> SET PROBLEM
Copy out word for word every line from the start of the lines down to the one containing "notice-title-english: Blocked image", including both ends.

> STORED RECORDS
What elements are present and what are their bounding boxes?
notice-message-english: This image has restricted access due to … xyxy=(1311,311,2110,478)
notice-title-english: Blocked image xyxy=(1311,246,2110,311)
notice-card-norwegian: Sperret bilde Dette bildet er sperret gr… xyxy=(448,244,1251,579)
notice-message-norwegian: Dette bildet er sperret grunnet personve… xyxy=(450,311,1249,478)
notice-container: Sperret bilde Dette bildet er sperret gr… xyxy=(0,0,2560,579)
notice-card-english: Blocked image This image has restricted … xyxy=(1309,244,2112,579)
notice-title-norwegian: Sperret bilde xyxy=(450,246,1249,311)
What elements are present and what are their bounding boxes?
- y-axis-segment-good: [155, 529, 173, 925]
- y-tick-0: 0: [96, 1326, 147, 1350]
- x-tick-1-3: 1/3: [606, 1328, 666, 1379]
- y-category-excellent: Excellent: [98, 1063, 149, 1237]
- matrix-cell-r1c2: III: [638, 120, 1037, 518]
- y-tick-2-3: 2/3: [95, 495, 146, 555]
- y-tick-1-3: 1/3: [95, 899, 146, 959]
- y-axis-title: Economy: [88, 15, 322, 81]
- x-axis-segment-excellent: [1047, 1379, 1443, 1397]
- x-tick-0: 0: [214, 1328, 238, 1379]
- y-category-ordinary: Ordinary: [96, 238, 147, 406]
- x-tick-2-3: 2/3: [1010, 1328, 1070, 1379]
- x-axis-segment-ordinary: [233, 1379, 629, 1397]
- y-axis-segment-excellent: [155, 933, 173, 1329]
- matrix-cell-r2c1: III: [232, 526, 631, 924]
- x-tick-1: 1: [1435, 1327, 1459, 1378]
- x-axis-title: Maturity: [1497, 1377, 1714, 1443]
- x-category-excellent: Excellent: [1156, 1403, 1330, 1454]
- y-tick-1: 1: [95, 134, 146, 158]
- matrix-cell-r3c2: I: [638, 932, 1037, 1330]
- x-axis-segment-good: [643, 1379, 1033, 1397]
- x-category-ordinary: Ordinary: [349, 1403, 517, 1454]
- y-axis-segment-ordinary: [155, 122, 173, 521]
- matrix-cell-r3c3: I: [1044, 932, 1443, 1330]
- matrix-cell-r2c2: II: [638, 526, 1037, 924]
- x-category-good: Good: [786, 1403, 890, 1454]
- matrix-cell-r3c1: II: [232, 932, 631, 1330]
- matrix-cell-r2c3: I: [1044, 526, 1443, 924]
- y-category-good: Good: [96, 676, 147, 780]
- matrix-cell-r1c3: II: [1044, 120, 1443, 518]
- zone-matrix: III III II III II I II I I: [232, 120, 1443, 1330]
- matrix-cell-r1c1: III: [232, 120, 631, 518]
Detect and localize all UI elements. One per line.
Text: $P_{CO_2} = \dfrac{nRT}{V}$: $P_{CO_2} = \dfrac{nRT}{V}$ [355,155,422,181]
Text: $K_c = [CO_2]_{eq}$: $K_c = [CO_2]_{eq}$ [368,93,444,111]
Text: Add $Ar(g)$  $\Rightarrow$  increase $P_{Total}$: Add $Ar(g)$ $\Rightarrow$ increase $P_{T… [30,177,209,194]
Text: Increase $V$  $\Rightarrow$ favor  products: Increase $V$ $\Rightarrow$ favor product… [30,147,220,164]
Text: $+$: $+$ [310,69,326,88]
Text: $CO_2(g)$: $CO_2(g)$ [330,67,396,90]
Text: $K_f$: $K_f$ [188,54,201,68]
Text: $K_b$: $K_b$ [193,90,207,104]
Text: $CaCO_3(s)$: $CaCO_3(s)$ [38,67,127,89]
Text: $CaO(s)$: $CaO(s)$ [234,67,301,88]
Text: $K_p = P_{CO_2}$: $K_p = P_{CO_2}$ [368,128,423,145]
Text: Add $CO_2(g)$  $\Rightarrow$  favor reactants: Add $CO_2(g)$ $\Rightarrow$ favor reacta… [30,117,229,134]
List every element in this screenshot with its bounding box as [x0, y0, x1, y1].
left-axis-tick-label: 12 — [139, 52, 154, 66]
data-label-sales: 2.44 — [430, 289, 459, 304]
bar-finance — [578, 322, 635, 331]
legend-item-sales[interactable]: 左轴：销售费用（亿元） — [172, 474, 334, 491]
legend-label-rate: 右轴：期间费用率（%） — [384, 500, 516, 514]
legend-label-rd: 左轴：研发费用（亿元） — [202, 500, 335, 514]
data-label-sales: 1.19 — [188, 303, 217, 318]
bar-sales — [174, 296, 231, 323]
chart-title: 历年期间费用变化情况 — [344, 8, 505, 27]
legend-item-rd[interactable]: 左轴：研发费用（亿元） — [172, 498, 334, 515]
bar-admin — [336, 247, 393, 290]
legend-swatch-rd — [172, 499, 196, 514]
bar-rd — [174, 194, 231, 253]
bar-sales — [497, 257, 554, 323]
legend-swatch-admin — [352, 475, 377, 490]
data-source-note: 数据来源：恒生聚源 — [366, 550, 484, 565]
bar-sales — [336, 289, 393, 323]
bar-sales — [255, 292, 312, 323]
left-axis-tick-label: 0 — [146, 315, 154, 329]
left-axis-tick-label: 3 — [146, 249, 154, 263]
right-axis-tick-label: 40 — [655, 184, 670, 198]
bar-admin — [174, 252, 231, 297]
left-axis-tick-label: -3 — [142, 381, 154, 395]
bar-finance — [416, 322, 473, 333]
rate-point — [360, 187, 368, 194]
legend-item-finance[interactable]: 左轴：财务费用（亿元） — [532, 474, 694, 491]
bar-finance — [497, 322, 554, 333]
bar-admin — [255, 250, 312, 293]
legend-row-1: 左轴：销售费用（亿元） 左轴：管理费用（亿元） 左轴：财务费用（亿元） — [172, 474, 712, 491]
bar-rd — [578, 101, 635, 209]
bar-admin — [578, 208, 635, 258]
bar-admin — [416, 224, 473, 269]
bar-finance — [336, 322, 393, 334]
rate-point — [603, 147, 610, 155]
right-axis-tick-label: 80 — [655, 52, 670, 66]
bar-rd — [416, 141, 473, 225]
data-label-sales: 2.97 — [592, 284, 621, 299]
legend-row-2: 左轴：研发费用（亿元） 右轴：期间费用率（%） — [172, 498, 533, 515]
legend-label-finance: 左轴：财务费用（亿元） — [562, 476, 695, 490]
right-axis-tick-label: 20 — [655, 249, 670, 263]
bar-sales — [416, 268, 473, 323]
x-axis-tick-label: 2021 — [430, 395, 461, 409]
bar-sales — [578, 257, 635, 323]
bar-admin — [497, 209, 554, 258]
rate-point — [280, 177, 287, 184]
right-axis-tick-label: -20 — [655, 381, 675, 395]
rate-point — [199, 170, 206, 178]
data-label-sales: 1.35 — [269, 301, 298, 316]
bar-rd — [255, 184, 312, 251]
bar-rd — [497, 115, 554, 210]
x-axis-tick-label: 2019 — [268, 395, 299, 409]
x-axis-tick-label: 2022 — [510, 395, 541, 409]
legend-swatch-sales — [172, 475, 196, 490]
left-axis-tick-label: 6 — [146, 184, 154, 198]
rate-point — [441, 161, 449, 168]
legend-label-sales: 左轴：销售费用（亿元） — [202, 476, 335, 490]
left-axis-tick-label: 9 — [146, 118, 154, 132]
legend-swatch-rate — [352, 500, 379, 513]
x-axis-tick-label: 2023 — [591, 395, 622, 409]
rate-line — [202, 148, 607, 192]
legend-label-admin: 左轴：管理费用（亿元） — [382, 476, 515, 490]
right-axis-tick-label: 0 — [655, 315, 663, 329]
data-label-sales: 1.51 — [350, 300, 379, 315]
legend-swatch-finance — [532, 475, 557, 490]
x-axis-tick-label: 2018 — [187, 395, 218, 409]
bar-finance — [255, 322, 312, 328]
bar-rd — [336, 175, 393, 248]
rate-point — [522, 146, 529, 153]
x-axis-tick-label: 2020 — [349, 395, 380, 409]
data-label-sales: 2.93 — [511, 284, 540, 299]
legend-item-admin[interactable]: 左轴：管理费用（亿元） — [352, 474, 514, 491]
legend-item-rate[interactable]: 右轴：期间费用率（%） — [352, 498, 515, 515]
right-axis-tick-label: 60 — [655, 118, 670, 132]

> ANSWER TO THE PROBLEM
What elements are present and what are their bounding boxes?
notice-message-english: This image has restricted access due to … xyxy=(1311,311,2110,478)
notice-title-english: Blocked image xyxy=(1311,246,2110,311)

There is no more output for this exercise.